*To be done*
All of the records below need to be copied exactly.

-- Start of Data for this task --

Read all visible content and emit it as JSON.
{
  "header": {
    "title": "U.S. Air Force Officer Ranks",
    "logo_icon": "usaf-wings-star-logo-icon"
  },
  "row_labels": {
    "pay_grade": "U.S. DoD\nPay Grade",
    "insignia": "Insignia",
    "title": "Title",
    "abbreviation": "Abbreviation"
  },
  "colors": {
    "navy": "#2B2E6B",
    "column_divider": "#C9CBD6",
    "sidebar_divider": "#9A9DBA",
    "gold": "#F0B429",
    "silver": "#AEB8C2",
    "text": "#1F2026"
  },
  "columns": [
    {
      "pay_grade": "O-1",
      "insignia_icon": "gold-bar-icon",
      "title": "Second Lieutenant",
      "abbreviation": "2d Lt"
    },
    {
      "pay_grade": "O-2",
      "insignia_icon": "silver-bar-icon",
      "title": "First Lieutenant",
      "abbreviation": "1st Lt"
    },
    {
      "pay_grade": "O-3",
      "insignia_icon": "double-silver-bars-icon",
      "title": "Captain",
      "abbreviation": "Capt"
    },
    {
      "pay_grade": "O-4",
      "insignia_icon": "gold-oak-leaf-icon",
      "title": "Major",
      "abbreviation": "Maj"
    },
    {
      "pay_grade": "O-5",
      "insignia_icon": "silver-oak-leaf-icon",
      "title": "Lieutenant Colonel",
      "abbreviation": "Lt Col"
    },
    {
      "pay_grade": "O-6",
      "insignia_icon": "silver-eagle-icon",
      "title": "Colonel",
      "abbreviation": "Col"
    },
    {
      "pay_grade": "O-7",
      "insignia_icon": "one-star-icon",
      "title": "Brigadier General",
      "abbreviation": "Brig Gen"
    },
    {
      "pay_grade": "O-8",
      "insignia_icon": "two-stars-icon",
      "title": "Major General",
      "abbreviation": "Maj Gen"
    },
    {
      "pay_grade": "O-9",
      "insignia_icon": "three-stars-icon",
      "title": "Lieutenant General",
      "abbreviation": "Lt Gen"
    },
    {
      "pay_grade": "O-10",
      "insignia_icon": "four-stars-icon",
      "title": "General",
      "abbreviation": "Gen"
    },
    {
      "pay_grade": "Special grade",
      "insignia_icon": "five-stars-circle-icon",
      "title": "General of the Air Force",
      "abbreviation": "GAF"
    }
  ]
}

-- End of Data for this task --

*Result*
Read all visible content and emit it as JSON.
{
  "header": {
    "title": "U.S. Air Force Officer Ranks",
    "logo_icon": "usaf-wings-star-logo-icon"
  },
  "row_labels": {
    "pay_grade": "U.S. DoD\nPay Grade",
    "insignia": "Insignia",
    "title": "Title",
    "abbreviation": "Abbreviation"
  },
  "colors": {
    "navy": "#2B2E6B",
    "column_divider": "#C9CBD6",
    "sidebar_divider": "#9A9DBA",
    "gold": "#F0B429",
    "silver": "#AEB8C2",
    "text": "#1F2026"
  },
  "columns": [
    {
      "pay_grade": "O-1",
      "insignia_icon": "gold-bar-icon",
      "title": "Second Lieutenant",
      "abbreviation": "2d Lt"
    },
    {
      "pay_grade": "O-2",
      "insignia_icon": "silver-bar-icon",
      "title": "First Lieutenant",
      "abbreviation": "1st Lt"
    },
    {
      "pay_grade": "O-3",
      "insignia_icon": "double-silver-bars-icon",
      "title": "Captain",
      "abbreviation": "Capt"
    },
    {
      "pay_grade": "O-4",
      "insignia_icon": "gold-oak-leaf-icon",
      "title": "Major",
      "abbreviation": "Maj"
    },
    {
      "pay_grade": "O-5",
      "insignia_icon": "silver-oak-leaf-icon",
      "title": "Lieutenant Colonel",
      "abbreviation": "Lt Col"
    },
    {
      "pay_grade": "O-6",
      "insignia_icon": "silver-eagle-icon",
      "title": "Colonel",
      "abbreviation": "Col"
    },
    {
      "pay_grade": "O-7",
      "insignia_icon": "one-star-icon",
      "title": "Brigadier General",
      "abbreviation": "Brig Gen"
    },
    {
      "pay_grade": "O-8",
      "insignia_icon": "two-stars-icon",
      "title": "Major General",
      "abbreviation": "Maj Gen"
    },
    {
      "pay_grade": "O-9",
      "insignia_icon": "three-stars-icon",
      "title": "Lieutenant General",
      "abbreviation": "Lt Gen"
    },
    {
      "pay_grade": "O-10",
      "insignia_icon": "four-stars-icon",
      "title": "General",
      "abbreviation": "Gen"
    },
    {
      "pay_grade": "Special grade",
      "insignia_icon": "five-stars-circle-icon",
      "title": "General of the Air Force",
      "abbreviation": "GAF"
    }
  ]
}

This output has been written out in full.